**** PROVIDED RECORDS

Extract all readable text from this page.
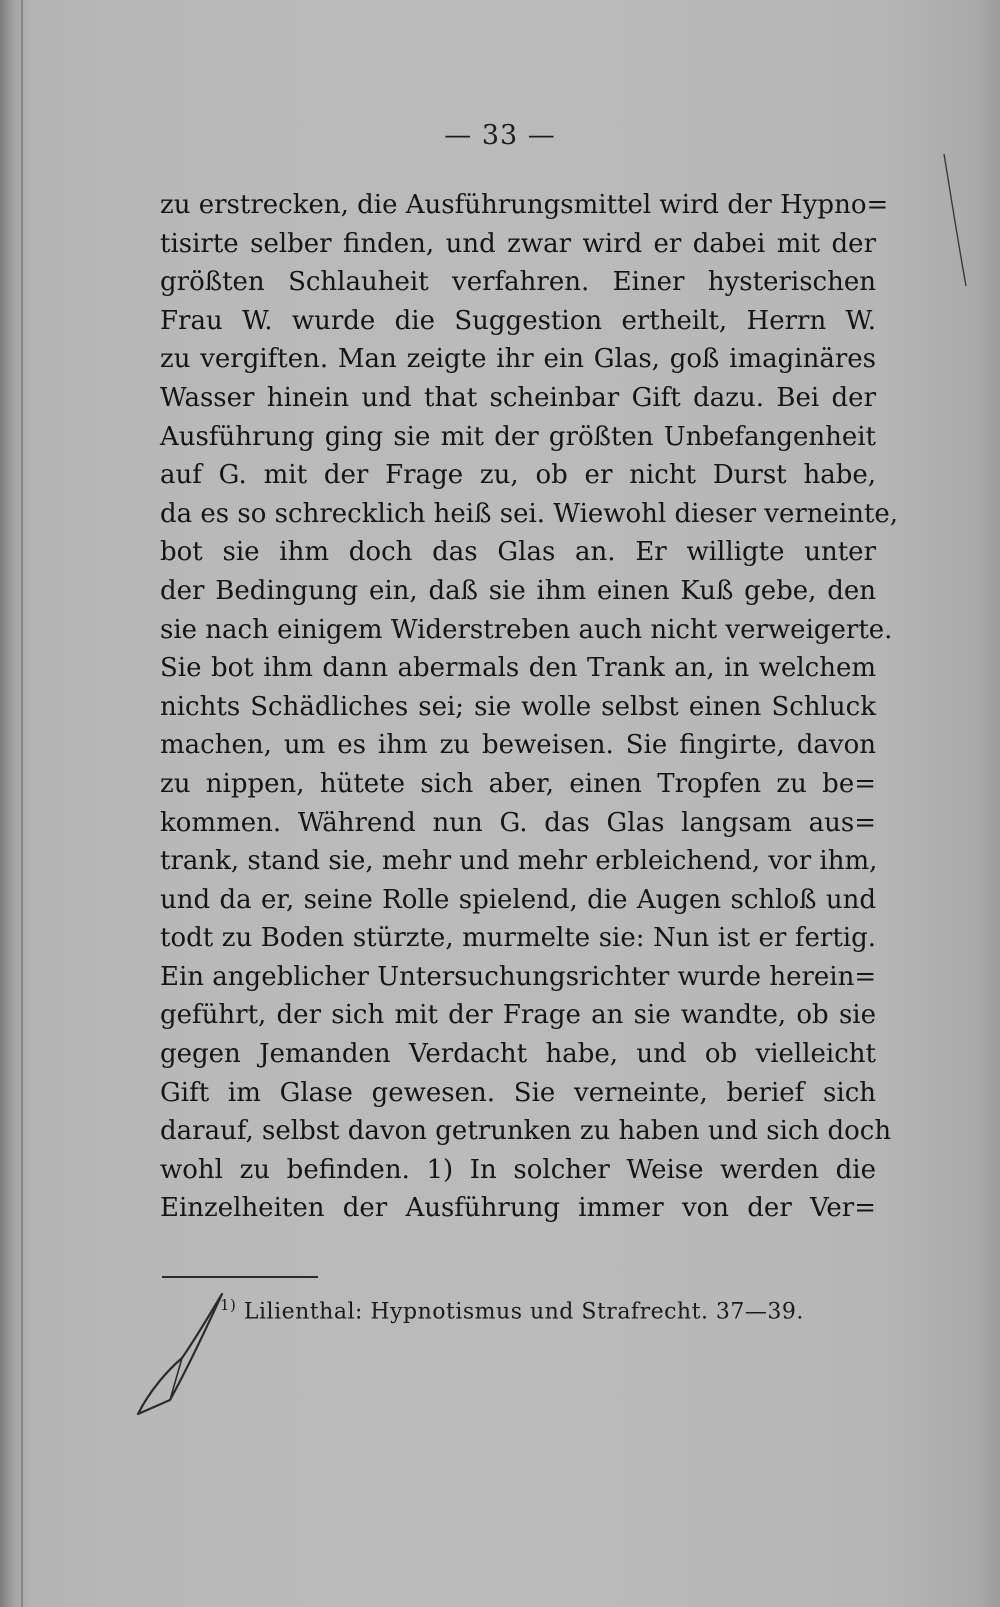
— 33 —
zu erstrecken, die Ausführungsmittel wird der Hypno=
tisirte selber finden, und zwar wird er dabei mit der
größten Schlauheit verfahren. Einer hysterischen
Frau W. wurde die Suggestion ertheilt, Herrn W.
zu vergiften. Man zeigte ihr ein Glas, goß imaginäres
Wasser hinein und that scheinbar Gift dazu. Bei der
Ausführung ging sie mit der größten Unbefangenheit
auf G. mit der Frage zu, ob er nicht Durst habe,
da es so schrecklich heiß sei. Wiewohl dieser verneinte,
bot sie ihm doch das Glas an. Er willigte unter
der Bedingung ein, daß sie ihm einen Kuß gebe, den
sie nach einigem Widerstreben auch nicht verweigerte.
Sie bot ihm dann abermals den Trank an, in welchem
nichts Schädliches sei; sie wolle selbst einen Schluck
machen, um es ihm zu beweisen. Sie fingirte, davon
zu nippen, hütete sich aber, einen Tropfen zu be=
kommen. Während nun G. das Glas langsam aus=
trank, stand sie, mehr und mehr erbleichend, vor ihm,
und da er, seine Rolle spielend, die Augen schloß und
todt zu Boden stürzte, murmelte sie: Nun ist er fertig.
Ein angeblicher Untersuchungsrichter wurde herein=
geführt, der sich mit der Frage an sie wandte, ob sie
gegen Jemanden Verdacht habe, und ob vielleicht
Gift im Glase gewesen. Sie verneinte, berief sich
darauf, selbst davon getrunken zu haben und sich doch
wohl zu befinden. 1) In solcher Weise werden die
Einzelheiten der Ausführung immer von der Ver=
$^{1)}$ Lilienthal: Hypnotismus und Strafrecht. 37—39.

********

> _TASK DIRECTIONS_: Copy all the lines above that hold the string "sich".

> _SOLVED EXERCISE_:
zu nippen, hütete sich aber, einen Tropfen zu be=
geführt, der sich mit der Frage an sie wandte, ob sie
Gift im Glase gewesen. Sie verneinte, berief sich
darauf, selbst davon getrunken zu haben und sich doch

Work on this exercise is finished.